Material supplied:

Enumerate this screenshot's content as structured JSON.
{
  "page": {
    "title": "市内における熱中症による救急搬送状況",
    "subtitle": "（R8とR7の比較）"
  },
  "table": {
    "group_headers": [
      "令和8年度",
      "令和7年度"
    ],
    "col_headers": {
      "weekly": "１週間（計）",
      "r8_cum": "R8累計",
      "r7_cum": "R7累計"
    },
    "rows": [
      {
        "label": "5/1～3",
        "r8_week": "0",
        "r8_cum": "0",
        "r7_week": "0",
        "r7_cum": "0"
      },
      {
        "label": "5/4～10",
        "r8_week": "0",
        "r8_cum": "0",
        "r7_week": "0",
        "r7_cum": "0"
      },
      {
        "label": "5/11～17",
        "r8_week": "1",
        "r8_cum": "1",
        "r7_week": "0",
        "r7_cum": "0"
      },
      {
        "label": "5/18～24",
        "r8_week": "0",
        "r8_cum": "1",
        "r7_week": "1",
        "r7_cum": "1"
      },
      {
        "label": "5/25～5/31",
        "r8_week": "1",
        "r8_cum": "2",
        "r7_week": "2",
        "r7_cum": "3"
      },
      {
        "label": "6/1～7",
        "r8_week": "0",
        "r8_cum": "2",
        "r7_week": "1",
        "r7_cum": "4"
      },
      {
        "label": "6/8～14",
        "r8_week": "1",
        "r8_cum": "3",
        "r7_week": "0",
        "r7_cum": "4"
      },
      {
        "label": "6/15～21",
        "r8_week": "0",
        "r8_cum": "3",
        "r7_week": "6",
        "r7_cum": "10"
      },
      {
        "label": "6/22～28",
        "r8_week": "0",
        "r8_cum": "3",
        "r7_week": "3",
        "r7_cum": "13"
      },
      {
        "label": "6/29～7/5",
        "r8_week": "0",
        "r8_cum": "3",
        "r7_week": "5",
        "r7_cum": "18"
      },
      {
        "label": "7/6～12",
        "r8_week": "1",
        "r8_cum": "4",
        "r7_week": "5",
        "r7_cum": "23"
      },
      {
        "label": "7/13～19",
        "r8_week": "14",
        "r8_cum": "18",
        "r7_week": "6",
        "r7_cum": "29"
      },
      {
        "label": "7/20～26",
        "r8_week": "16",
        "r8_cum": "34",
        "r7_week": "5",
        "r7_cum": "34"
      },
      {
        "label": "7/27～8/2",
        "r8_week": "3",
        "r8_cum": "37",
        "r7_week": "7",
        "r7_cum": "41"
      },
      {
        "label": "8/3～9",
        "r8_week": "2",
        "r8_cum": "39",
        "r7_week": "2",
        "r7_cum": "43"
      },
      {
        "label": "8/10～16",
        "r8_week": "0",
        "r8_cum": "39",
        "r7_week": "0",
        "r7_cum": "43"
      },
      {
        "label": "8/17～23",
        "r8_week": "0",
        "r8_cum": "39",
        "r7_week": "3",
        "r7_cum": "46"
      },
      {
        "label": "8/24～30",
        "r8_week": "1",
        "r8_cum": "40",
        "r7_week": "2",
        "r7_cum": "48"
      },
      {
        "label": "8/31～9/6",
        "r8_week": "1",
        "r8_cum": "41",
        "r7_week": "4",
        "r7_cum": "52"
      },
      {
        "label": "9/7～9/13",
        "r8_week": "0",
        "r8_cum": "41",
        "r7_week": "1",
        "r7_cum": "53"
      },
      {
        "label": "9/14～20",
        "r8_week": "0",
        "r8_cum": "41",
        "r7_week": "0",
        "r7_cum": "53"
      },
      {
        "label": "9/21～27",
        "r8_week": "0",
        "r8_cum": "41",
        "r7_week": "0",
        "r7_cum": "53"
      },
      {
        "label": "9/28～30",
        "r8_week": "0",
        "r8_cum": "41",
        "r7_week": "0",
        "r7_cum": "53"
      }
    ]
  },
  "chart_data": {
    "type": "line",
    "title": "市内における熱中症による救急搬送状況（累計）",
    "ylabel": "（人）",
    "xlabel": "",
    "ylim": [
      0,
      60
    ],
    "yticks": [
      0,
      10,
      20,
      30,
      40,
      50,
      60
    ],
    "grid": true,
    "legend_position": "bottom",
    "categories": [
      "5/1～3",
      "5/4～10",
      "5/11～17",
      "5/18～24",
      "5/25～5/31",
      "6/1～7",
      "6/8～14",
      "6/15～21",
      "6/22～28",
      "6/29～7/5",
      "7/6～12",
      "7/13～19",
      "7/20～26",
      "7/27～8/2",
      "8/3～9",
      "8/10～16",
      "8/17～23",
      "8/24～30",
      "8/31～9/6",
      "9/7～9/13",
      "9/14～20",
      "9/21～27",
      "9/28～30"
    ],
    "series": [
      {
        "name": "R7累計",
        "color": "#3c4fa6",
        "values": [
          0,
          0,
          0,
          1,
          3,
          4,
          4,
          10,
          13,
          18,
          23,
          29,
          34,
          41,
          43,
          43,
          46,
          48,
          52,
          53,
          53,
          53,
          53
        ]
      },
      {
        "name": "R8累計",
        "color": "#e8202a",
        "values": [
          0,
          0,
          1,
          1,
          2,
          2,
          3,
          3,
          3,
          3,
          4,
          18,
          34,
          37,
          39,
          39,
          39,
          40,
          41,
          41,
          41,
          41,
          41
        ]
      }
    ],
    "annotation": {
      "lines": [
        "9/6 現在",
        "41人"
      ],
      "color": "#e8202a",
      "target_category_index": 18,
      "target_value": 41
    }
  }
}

Short problem:
The records above should all be quoted exactly, please.

Solution for this problem:
Enumerate this screenshot's content as structured JSON.
{
  "page": {
    "title": "市内における熱中症による救急搬送状況",
    "subtitle": "（R8とR7の比較）"
  },
  "table": {
    "group_headers": [
      "令和8年度",
      "令和7年度"
    ],
    "col_headers": {
      "weekly": "１週間（計）",
      "r8_cum": "R8累計",
      "r7_cum": "R7累計"
    },
    "rows": [
      {
        "label": "5/1～3",
        "r8_week": "0",
        "r8_cum": "0",
        "r7_week": "0",
        "r7_cum": "0"
      },
      {
        "label": "5/4～10",
        "r8_week": "0",
        "r8_cum": "0",
        "r7_week": "0",
        "r7_cum": "0"
      },
      {
        "label": "5/11～17",
        "r8_week": "1",
        "r8_cum": "1",
        "r7_week": "0",
        "r7_cum": "0"
      },
      {
        "label": "5/18～24",
        "r8_week": "0",
        "r8_cum": "1",
        "r7_week": "1",
        "r7_cum": "1"
      },
      {
        "label": "5/25～5/31",
        "r8_week": "1",
        "r8_cum": "2",
        "r7_week": "2",
        "r7_cum": "3"
      },
      {
        "label": "6/1～7",
        "r8_week": "0",
        "r8_cum": "2",
        "r7_week": "1",
        "r7_cum": "4"
      },
      {
        "label": "6/8～14",
        "r8_week": "1",
        "r8_cum": "3",
        "r7_week": "0",
        "r7_cum": "4"
      },
      {
        "label": "6/15～21",
        "r8_week": "0",
        "r8_cum": "3",
        "r7_week": "6",
        "r7_cum": "10"
      },
      {
        "label": "6/22～28",
        "r8_week": "0",
        "r8_cum": "3",
        "r7_week": "3",
        "r7_cum": "13"
      },
      {
        "label": "6/29～7/5",
        "r8_week": "0",
        "r8_cum": "3",
        "r7_week": "5",
        "r7_cum": "18"
      },
      {
        "label": "7/6～12",
        "r8_week": "1",
        "r8_cum": "4",
        "r7_week": "5",
        "r7_cum": "23"
      },
      {
        "label": "7/13～19",
        "r8_week": "14",
        "r8_cum": "18",
        "r7_week": "6",
        "r7_cum": "29"
      },
      {
        "label": "7/20～26",
        "r8_week": "16",
        "r8_cum": "34",
        "r7_week": "5",
        "r7_cum": "34"
      },
      {
        "label": "7/27～8/2",
        "r8_week": "3",
        "r8_cum": "37",
        "r7_week": "7",
        "r7_cum": "41"
      },
      {
        "label": "8/3～9",
        "r8_week": "2",
        "r8_cum": "39",
        "r7_week": "2",
        "r7_cum": "43"
      },
      {
        "label": "8/10～16",
        "r8_week": "0",
        "r8_cum": "39",
        "r7_week": "0",
        "r7_cum": "43"
      },
      {
        "label": "8/17～23",
        "r8_week": "0",
        "r8_cum": "39",
        "r7_week": "3",
        "r7_cum": "46"
      },
      {
        "label": "8/24～30",
        "r8_week": "1",
        "r8_cum": "40",
        "r7_week": "2",
        "r7_cum": "48"
      },
      {
        "label": "8/31～9/6",
        "r8_week": "1",
        "r8_cum": "41",
        "r7_week": "4",
        "r7_cum": "52"
      },
      {
        "label": "9/7～9/13",
        "r8_week": "0",
        "r8_cum": "41",
        "r7_week": "1",
        "r7_cum": "53"
      },
      {
        "label": "9/14～20",
        "r8_week": "0",
        "r8_cum": "41",
        "r7_week": "0",
        "r7_cum": "53"
      },
      {
        "label": "9/21～27",
        "r8_week": "0",
        "r8_cum": "41",
        "r7_week": "0",
        "r7_cum": "53"
      },
      {
        "label": "9/28～30",
        "r8_week": "0",
        "r8_cum": "41",
        "r7_week": "0",
        "r7_cum": "53"
      }
    ]
  },
  "chart_data": {
    "type": "line",
    "title": "市内における熱中症による救急搬送状況（累計）",
    "ylabel": "（人）",
    "xlabel": "",
    "ylim": [
      0,
      60
    ],
    "yticks": [
      0,
      10,
      20,
      30,
      40,
      50,
      60
    ],
    "grid": true,
    "legend_position": "bottom",
    "categories": [
      "5/1～3",
      "5/4～10",
      "5/11～17",
      "5/18～24",
      "5/25～5/31",
      "6/1～7",
      "6/8～14",
      "6/15～21",
      "6/22～28",
      "6/29～7/5",
      "7/6～12",
      "7/13～19",
      "7/20～26",
      "7/27～8/2",
      "8/3～9",
      "8/10～16",
      "8/17～23",
      "8/24～30",
      "8/31～9/6",
      "9/7～9/13",
      "9/14～20",
      "9/21～27",
      "9/28～30"
    ],
    "series": [
      {
        "name": "R7累計",
        "color": "#3c4fa6",
        "values": [
          0,
          0,
          0,
          1,
          3,
          4,
          4,
          10,
          13,
          18,
          23,
          29,
          34,
          41,
          43,
          43,
          46,
          48,
          52,
          53,
          53,
          53,
          53
        ]
      },
      {
        "name": "R8累計",
        "color": "#e8202a",
        "values": [
          0,
          0,
          1,
          1,
          2,
          2,
          3,
          3,
          3,
          3,
          4,
          18,
          34,
          37,
          39,
          39,
          39,
          40,
          41,
          41,
          41,
          41,
          41
        ]
      }
    ],
    "annotation": {
      "lines": [
        "9/6 現在",
        "41人"
      ],
      "color": "#e8202a",
      "target_category_index": 18,
      "target_value": 41
    }
  }
}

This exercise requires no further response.